++++ Data provided ++++

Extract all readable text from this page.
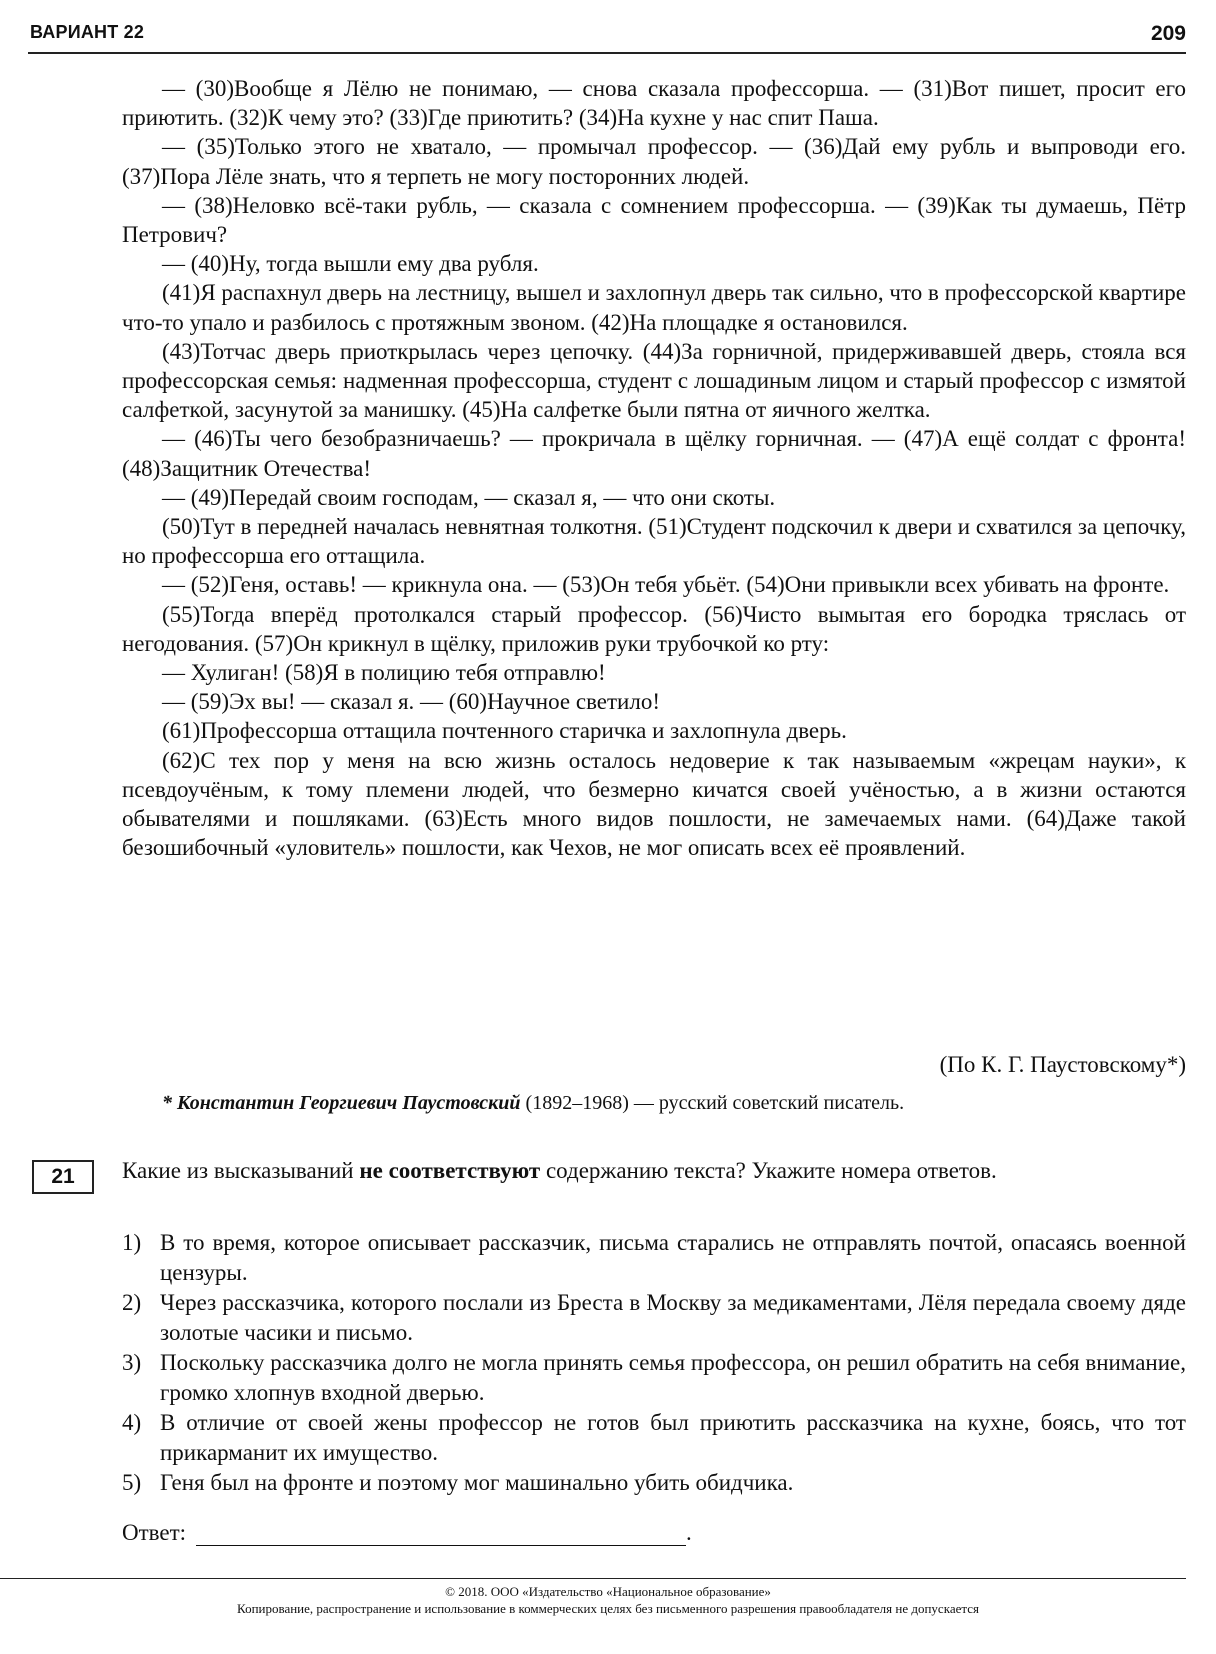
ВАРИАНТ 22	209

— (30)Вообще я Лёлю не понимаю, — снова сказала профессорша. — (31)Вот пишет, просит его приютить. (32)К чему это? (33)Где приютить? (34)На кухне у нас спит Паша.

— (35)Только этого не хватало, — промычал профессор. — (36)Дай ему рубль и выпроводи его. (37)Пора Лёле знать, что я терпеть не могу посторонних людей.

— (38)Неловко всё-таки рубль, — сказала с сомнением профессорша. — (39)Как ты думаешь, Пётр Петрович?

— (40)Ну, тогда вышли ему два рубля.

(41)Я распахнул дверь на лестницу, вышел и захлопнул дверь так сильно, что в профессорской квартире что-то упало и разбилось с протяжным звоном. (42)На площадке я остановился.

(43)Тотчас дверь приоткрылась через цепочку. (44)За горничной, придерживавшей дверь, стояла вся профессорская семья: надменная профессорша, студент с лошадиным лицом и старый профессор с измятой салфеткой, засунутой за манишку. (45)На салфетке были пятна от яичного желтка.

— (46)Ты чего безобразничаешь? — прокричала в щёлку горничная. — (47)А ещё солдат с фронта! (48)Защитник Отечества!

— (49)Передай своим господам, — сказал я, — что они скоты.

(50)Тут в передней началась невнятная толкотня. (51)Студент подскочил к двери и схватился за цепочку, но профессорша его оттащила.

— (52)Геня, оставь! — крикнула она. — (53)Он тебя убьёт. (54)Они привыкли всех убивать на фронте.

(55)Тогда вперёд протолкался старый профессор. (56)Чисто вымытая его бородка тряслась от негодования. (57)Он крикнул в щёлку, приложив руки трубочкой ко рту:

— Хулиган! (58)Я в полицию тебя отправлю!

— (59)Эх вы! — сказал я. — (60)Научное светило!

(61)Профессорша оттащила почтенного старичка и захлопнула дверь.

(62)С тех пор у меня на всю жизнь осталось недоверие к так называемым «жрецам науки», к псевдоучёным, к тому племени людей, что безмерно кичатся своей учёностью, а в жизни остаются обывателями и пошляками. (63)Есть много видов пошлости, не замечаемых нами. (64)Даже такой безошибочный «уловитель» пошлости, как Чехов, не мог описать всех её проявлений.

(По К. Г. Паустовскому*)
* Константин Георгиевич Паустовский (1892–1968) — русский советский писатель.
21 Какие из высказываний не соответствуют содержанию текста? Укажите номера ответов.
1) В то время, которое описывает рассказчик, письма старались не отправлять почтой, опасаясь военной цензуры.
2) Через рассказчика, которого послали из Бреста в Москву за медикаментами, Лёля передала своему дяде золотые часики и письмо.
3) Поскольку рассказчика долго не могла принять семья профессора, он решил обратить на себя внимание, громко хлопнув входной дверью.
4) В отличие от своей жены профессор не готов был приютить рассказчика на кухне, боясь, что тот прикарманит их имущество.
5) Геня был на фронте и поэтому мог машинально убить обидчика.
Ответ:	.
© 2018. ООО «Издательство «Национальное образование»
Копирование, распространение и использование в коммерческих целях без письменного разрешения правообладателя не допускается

++++

** What you will do **
Check each line of the entries above, and show every one holding the word "фронте".

** Correct result **
— (52)Геня, оставь! — крикнула она. — (53)Он тебя убьёт. (54)Они привыкли всех убивать на фронте.
5) Геня был на фронте и поэтому мог машинально убить обидчика.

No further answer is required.